Given request — Below are entries. Pull out all lines containing "вновь".

Lines of data
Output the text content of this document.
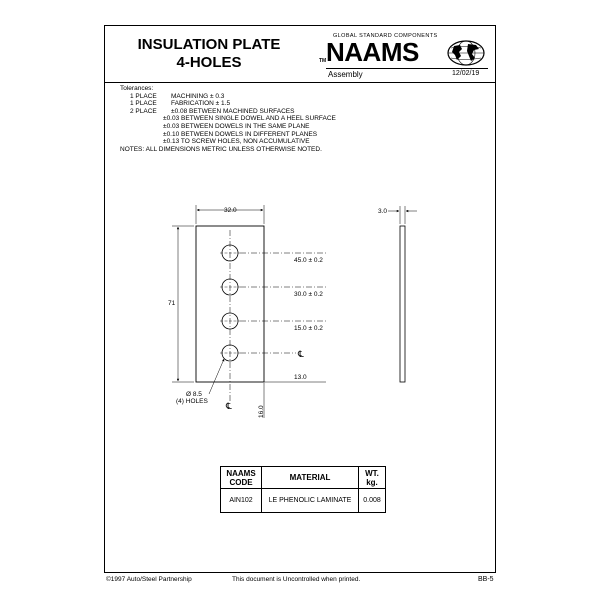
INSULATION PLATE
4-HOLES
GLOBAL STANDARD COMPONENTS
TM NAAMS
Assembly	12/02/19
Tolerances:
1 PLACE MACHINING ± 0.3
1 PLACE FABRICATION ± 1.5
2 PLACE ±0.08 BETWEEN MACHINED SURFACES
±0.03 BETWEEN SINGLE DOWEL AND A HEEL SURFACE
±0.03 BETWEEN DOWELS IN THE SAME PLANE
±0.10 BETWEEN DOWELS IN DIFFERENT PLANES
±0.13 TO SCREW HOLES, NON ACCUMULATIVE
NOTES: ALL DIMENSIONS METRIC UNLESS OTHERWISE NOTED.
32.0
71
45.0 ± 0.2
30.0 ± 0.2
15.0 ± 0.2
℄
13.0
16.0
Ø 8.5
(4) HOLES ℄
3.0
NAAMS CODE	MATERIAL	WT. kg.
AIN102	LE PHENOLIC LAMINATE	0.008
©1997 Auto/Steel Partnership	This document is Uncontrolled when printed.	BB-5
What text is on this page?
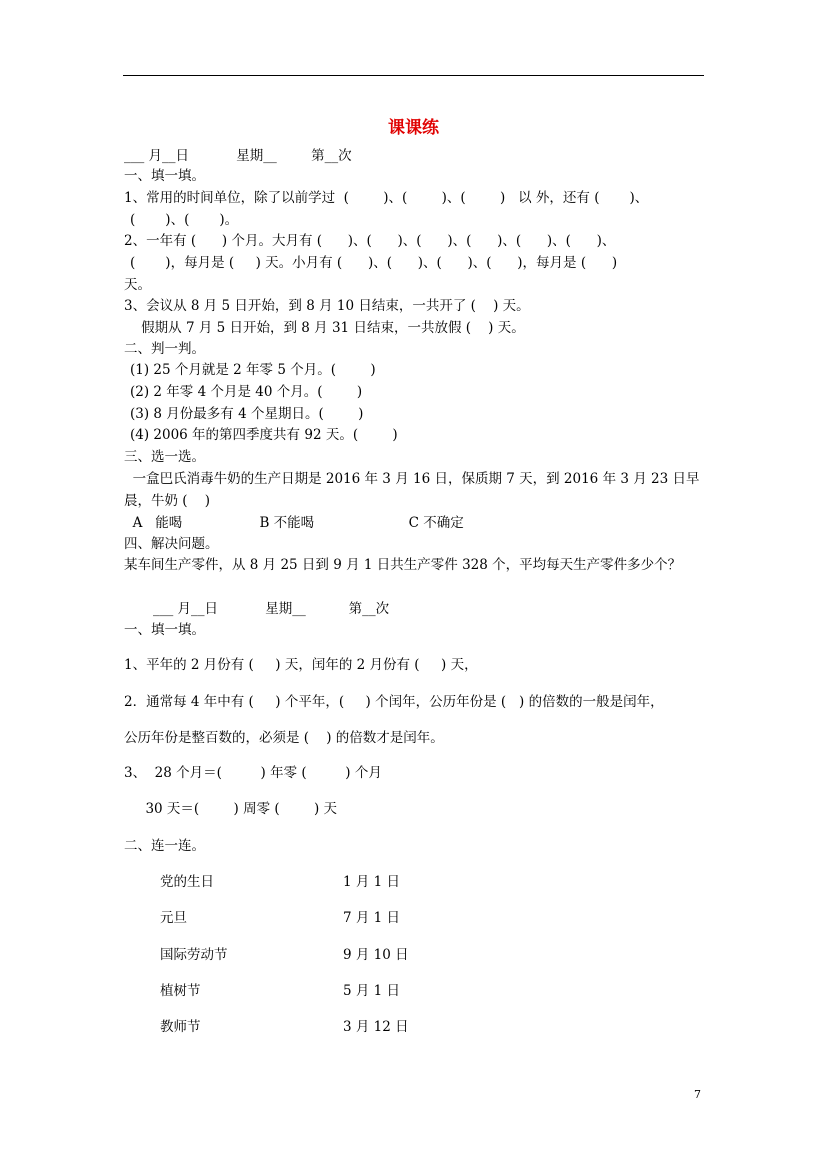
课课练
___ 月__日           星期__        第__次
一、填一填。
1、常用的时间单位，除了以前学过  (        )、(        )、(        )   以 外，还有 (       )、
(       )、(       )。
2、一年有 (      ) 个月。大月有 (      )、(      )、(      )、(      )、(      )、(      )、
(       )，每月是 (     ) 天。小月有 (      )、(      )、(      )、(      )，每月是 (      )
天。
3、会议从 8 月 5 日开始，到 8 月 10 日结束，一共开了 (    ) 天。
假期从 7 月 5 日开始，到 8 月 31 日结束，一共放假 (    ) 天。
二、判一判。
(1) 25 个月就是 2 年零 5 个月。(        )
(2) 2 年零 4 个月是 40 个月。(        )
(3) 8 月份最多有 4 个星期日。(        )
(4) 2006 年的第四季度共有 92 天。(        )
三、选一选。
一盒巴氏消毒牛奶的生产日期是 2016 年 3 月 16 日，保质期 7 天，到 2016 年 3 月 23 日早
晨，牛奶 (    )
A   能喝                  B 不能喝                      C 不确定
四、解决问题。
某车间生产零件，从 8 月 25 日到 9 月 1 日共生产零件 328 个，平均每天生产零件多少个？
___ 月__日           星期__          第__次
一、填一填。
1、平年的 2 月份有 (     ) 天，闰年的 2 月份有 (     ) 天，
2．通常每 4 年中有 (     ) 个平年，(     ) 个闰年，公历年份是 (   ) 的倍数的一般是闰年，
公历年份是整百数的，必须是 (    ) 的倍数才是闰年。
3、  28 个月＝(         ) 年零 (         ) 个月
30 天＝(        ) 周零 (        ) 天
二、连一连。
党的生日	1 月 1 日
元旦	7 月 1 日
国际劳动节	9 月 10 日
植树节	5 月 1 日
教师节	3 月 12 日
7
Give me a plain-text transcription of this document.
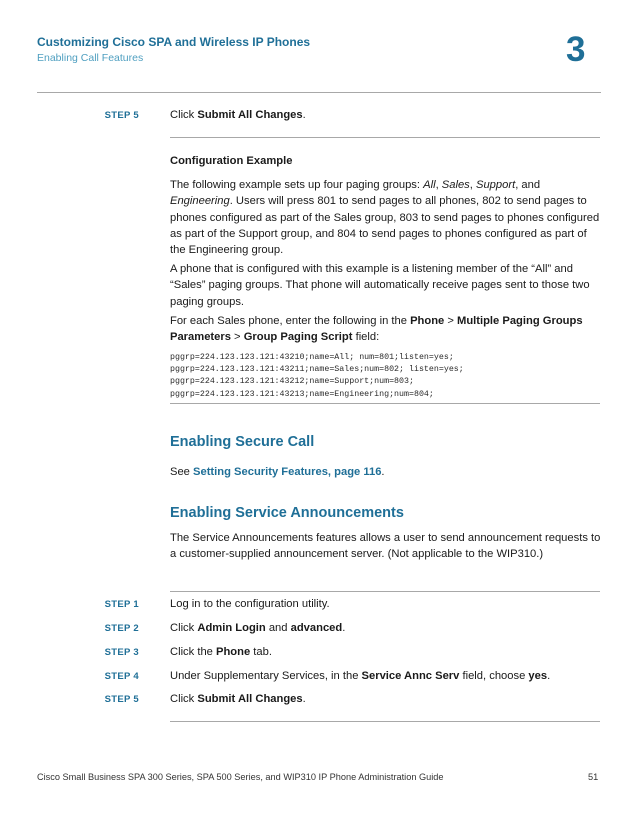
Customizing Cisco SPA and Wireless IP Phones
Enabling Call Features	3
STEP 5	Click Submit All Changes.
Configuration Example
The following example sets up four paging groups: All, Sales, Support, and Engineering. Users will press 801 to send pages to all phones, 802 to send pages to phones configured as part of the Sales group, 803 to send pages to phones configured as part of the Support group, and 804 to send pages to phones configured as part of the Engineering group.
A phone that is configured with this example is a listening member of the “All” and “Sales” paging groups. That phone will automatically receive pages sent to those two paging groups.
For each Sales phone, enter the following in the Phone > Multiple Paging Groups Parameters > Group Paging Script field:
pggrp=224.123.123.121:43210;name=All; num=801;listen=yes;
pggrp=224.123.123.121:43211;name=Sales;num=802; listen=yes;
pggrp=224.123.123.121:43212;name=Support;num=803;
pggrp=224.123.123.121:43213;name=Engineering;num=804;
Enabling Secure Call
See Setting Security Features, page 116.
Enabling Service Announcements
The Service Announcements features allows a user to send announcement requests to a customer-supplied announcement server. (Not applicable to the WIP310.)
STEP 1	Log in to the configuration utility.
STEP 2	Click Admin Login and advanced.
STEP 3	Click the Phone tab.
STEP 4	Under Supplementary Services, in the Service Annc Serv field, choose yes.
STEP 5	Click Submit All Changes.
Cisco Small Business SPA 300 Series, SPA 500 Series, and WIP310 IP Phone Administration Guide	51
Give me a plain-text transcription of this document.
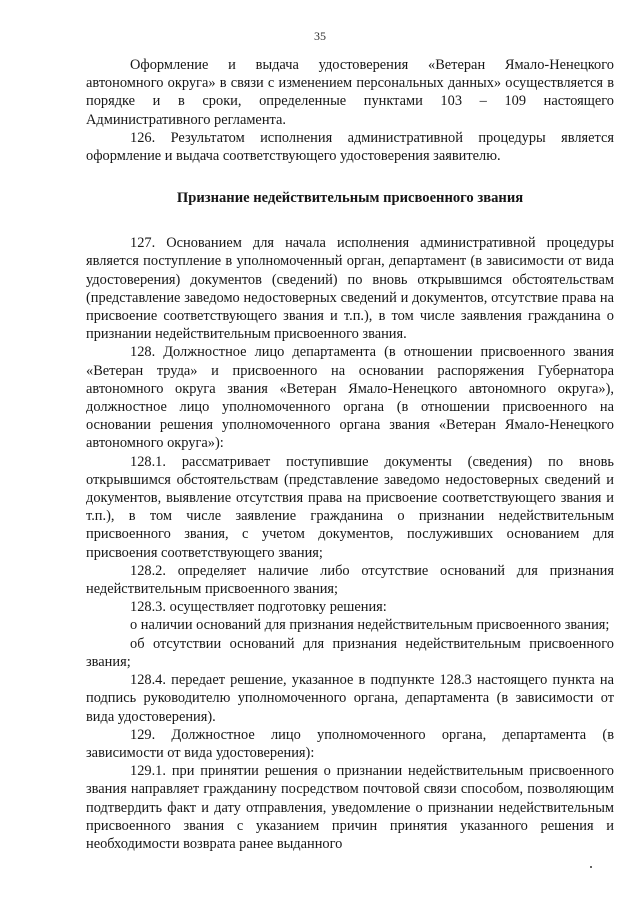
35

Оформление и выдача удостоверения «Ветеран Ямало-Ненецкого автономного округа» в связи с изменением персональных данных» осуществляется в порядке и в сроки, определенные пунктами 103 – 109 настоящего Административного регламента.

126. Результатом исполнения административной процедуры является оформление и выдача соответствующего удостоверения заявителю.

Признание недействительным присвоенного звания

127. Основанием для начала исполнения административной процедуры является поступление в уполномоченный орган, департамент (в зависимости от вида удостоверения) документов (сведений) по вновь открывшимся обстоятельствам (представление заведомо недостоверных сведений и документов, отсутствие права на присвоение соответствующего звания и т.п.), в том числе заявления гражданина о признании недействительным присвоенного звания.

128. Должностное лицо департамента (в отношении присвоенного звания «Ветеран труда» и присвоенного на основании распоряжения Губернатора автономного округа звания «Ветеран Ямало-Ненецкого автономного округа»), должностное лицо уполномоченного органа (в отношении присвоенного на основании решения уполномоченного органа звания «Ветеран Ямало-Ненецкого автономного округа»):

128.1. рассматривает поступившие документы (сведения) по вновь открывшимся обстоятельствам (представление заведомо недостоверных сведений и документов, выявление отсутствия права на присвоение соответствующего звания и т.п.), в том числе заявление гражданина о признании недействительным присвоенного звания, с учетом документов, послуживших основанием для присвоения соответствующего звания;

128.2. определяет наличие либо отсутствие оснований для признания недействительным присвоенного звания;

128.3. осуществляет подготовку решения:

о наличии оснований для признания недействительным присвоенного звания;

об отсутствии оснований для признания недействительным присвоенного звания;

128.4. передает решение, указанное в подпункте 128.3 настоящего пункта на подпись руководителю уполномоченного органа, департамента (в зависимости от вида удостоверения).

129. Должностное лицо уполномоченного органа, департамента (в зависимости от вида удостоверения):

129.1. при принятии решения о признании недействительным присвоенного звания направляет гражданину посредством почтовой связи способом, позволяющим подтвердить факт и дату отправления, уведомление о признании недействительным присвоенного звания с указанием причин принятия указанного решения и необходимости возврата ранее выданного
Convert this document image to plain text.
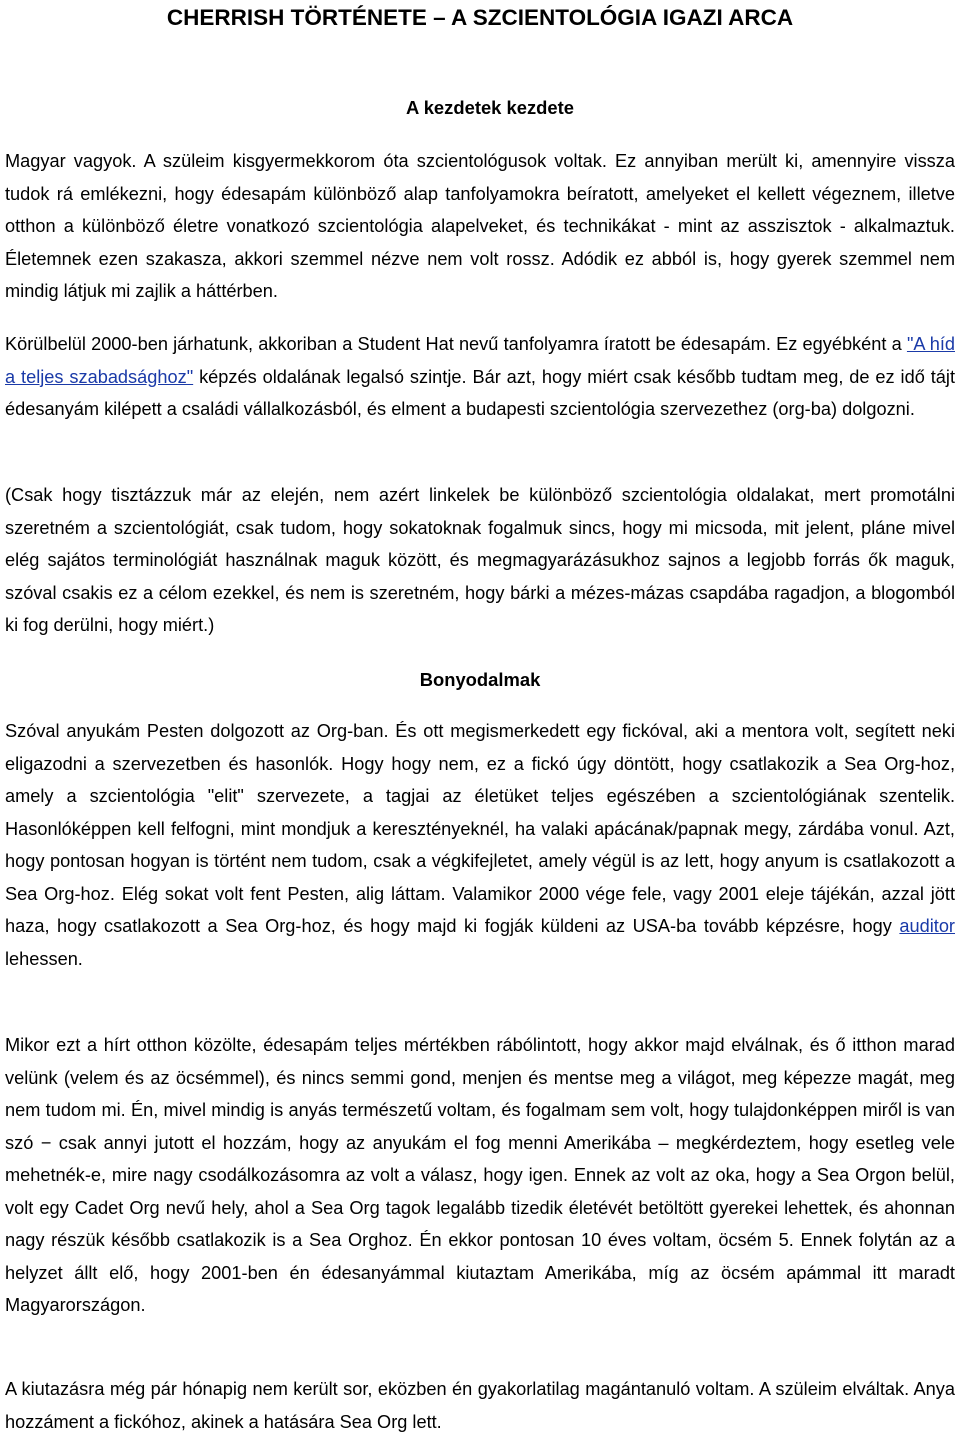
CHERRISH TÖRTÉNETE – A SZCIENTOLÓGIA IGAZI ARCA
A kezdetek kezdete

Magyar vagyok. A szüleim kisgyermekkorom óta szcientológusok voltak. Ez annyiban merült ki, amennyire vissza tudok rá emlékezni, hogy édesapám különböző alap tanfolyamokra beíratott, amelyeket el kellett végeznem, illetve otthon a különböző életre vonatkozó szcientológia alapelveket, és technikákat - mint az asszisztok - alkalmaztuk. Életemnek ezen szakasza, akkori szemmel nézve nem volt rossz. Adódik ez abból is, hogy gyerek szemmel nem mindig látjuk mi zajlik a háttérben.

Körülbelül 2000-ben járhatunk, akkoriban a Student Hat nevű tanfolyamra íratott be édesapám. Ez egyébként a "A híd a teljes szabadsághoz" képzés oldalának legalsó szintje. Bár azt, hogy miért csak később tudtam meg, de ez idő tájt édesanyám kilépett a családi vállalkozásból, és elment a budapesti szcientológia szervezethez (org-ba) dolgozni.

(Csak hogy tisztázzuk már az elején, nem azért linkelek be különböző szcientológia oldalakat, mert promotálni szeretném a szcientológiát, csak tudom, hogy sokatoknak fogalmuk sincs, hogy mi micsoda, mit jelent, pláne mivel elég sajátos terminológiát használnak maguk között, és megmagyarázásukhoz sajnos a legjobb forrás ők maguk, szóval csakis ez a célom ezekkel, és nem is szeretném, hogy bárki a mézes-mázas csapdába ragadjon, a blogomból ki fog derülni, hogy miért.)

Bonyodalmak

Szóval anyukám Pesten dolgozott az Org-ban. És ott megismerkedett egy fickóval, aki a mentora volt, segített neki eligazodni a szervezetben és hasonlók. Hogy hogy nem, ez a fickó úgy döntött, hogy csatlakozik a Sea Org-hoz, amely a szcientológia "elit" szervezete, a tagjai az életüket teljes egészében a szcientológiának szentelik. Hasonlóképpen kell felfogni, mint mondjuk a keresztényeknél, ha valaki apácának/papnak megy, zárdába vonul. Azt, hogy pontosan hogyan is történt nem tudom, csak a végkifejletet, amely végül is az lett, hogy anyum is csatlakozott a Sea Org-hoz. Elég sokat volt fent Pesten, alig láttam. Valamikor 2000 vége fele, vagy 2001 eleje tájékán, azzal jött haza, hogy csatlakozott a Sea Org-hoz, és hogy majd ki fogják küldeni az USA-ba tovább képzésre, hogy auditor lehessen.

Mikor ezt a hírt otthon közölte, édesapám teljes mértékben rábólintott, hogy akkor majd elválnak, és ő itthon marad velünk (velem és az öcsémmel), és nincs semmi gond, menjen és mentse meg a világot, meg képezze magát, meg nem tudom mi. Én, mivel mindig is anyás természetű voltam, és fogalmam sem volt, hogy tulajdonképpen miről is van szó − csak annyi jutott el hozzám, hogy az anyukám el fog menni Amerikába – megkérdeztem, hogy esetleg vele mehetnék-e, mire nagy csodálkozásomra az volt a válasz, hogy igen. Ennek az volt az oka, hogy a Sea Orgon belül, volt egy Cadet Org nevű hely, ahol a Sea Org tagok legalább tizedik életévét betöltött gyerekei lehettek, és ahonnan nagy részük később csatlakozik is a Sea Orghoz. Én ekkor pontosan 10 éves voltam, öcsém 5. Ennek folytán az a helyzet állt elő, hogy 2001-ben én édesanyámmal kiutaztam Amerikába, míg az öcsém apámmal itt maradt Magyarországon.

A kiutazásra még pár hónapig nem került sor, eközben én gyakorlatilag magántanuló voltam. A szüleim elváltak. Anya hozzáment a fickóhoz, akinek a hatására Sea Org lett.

Output of the exercise —
127. Основанием для начала исполнения административной процедуры является поступление в уполномоченный орган, департамент (в зависимости от вида удостоверения) документов (сведений) по вновь открывшимся обстоятельствам (представление заведомо недостоверных сведений и документов, отсутствие права на присвоение соответствующего звания и т.п.), в том числе заявления гражданина о признании недействительным присвоенного звания.
128.1. рассматривает поступившие документы (сведения) по вновь открывшимся обстоятельствам (представление заведомо недостоверных сведений и документов, выявление отсутствия права на присвоение соответствующего звания и т.п.), в том числе заявление гражданина о признании недействительным присвоенного звания, с учетом документов, послуживших основанием для присвоения соответствующего звания;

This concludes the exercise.